Data rows:

* begin *

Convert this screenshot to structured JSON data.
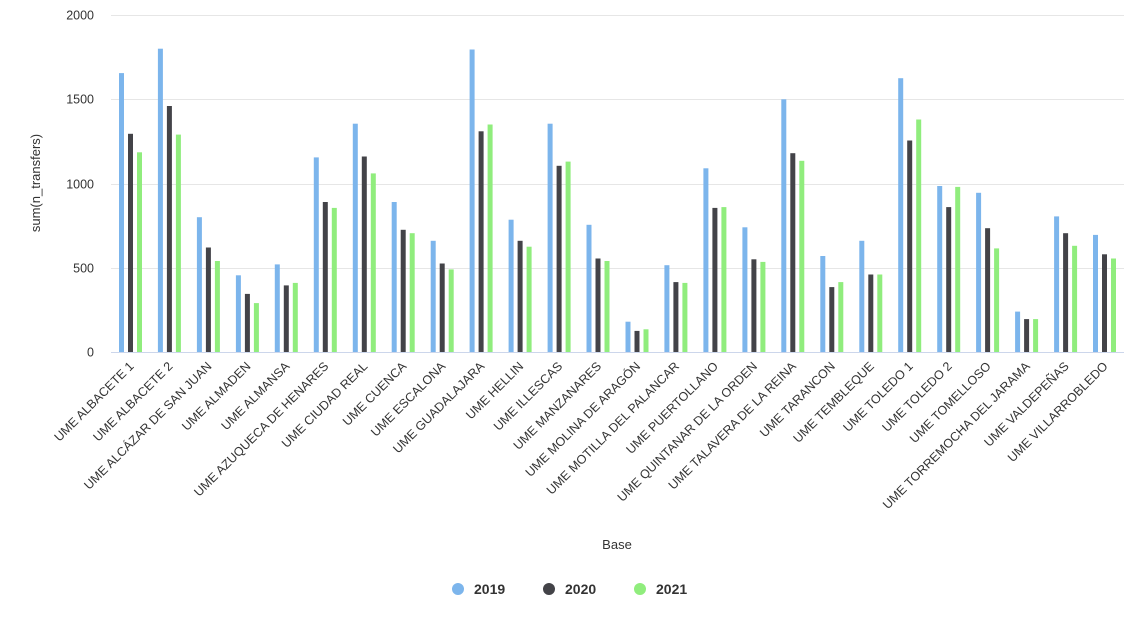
{
  "chart_data": {
    "type": "bar",
    "xlabel": "Base",
    "ylabel": "sum(n_transfers)",
    "ylim": [
      0,
      2000
    ],
    "yticks": [
      0,
      500,
      1000,
      1500,
      2000
    ],
    "grid": true,
    "legend_position": "bottom-center",
    "categories": [
      "UME ALBACETE 1",
      "UME ALBACETE 2",
      "UME ALCÁZAR DE SAN JUAN",
      "UME ALMADEN",
      "UME ALMANSA",
      "UME AZUQUECA DE HENARES",
      "UME CIUDAD REAL",
      "UME CUENCA",
      "UME ESCALONA",
      "UME GUADALAJARA",
      "UME HELLIN",
      "UME ILLESCAS",
      "UME MANZANARES",
      "UME MOLINA DE ARAGÓN",
      "UME MOTILLA DEL PALANCAR",
      "UME PUERTOLLANO",
      "UME QUINTANAR DE LA ORDEN",
      "UME TALAVERA DE LA REINA",
      "UME TARANCON",
      "UME TEMBLEQUE",
      "UME TOLEDO 1",
      "UME TOLEDO 2",
      "UME TOMELLOSO",
      "UME TORREMOCHA DEL JARAMA",
      "UME VALDEPEÑAS",
      "UME VILLARROBLEDO"
    ],
    "series": [
      {
        "name": "2019",
        "color": "#7cb5ec",
        "values": [
          1655,
          1800,
          800,
          455,
          520,
          1155,
          1355,
          890,
          660,
          1795,
          785,
          1355,
          755,
          180,
          515,
          1090,
          740,
          1500,
          570,
          660,
          1625,
          985,
          945,
          240,
          805,
          695
        ]
      },
      {
        "name": "2020",
        "color": "#434348",
        "values": [
          1295,
          1460,
          620,
          345,
          395,
          890,
          1160,
          725,
          525,
          1310,
          660,
          1105,
          555,
          125,
          415,
          855,
          550,
          1180,
          385,
          460,
          1255,
          860,
          735,
          195,
          705,
          580
        ]
      },
      {
        "name": "2021",
        "color": "#90ed7d",
        "values": [
          1185,
          1290,
          540,
          290,
          410,
          855,
          1060,
          705,
          490,
          1350,
          625,
          1130,
          540,
          135,
          410,
          860,
          535,
          1135,
          415,
          460,
          1380,
          980,
          615,
          195,
          630,
          555
        ]
      }
    ]
  }
}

* end *

Goal of the exercise: Each line above that holds the string "color" should be copied and shown.

Correct result:
        "color": "#7cb5ec",
        "color": "#434348",
        "color": "#90ed7d",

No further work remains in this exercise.